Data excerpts
= = = = = = =
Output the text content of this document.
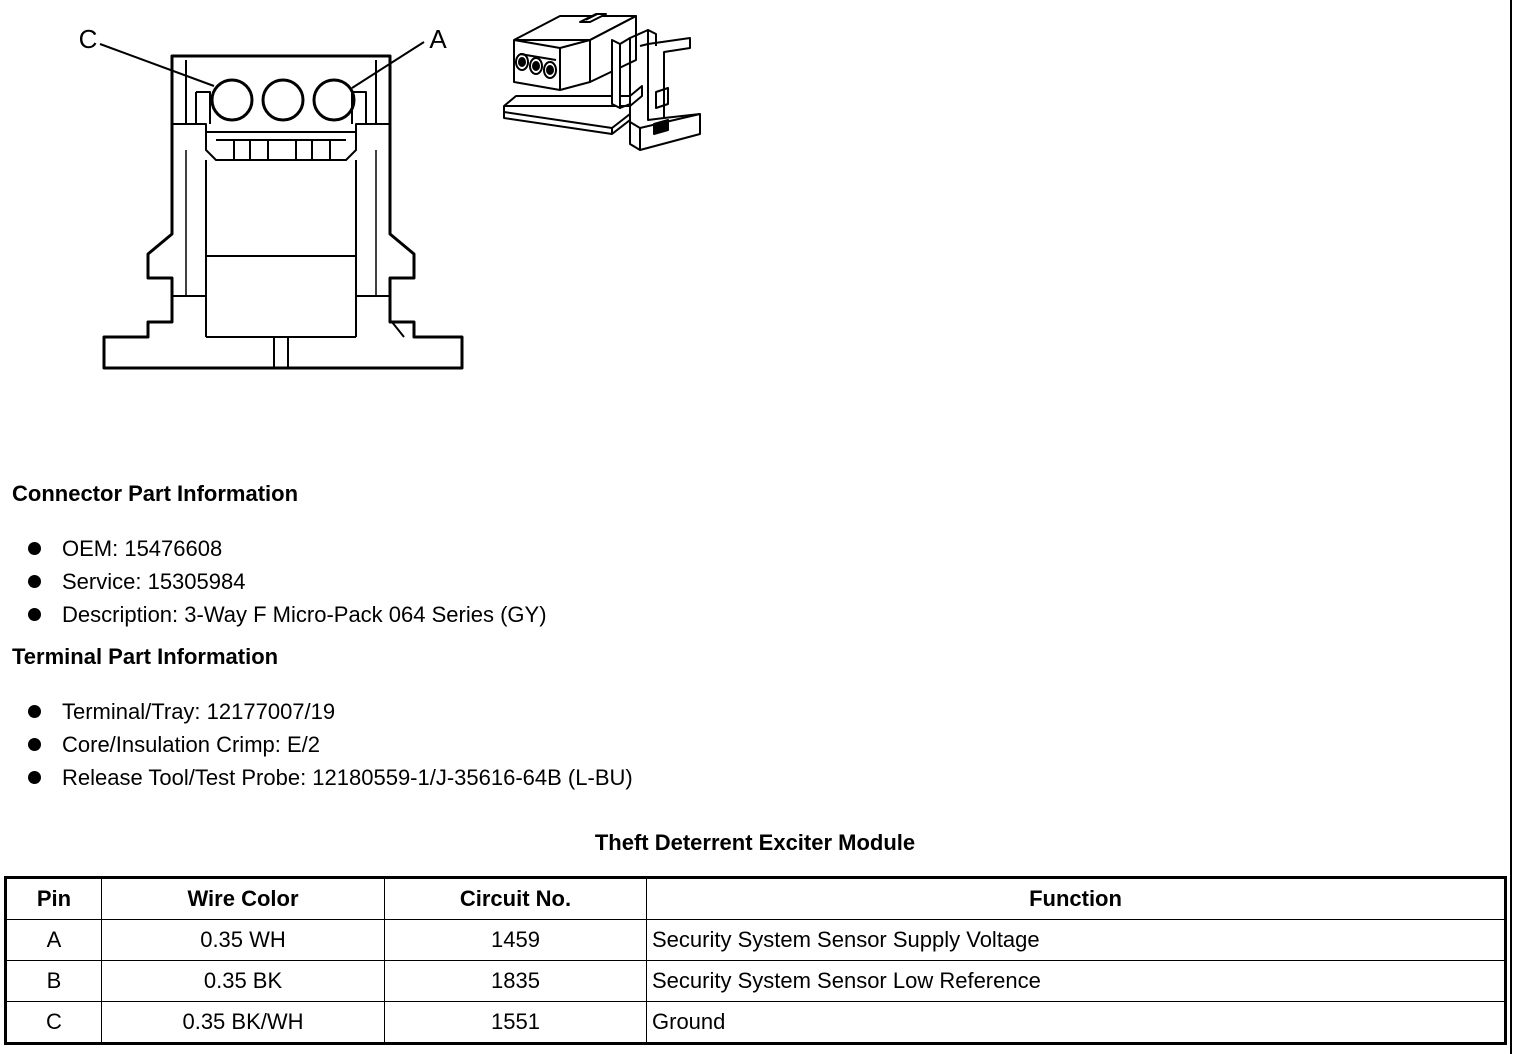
C	A
Connector Part Information
OEM: 15476608
Service: 15305984
Description: 3-Way F Micro-Pack 064 Series (GY)
Terminal Part Information
Terminal/Tray: 12177007/19
Core/Insulation Crimp: E/2
Release Tool/Test Probe: 12180559-1/J-35616-64B (L-BU)
Theft Deterrent Exciter Module
Pin	Wire Color	Circuit No.	Function
A	0.35 WH	1459	Security System Sensor Supply Voltage
B	0.35 BK	1835	Security System Sensor Low Reference
C	0.35 BK/WH	1551	Ground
= = = = = = =
Problem:
Your copy should repeat each entry above exactly but contain no pictures.

Full solution:
Output the text content of this document.
C	A
Connector Part Information
OEM: 15476608
Service: 15305984
Description: 3-Way F Micro-Pack 064 Series (GY)
Terminal Part Information
Terminal/Tray: 12177007/19
Core/Insulation Crimp: E/2
Release Tool/Test Probe: 12180559-1/J-35616-64B (L-BU)
Theft Deterrent Exciter Module
Pin	Wire Color	Circuit No.	Function
A	0.35 WH	1459	Security System Sensor Supply Voltage
B	0.35 BK	1835	Security System Sensor Low Reference
C	0.35 BK/WH	1551	Ground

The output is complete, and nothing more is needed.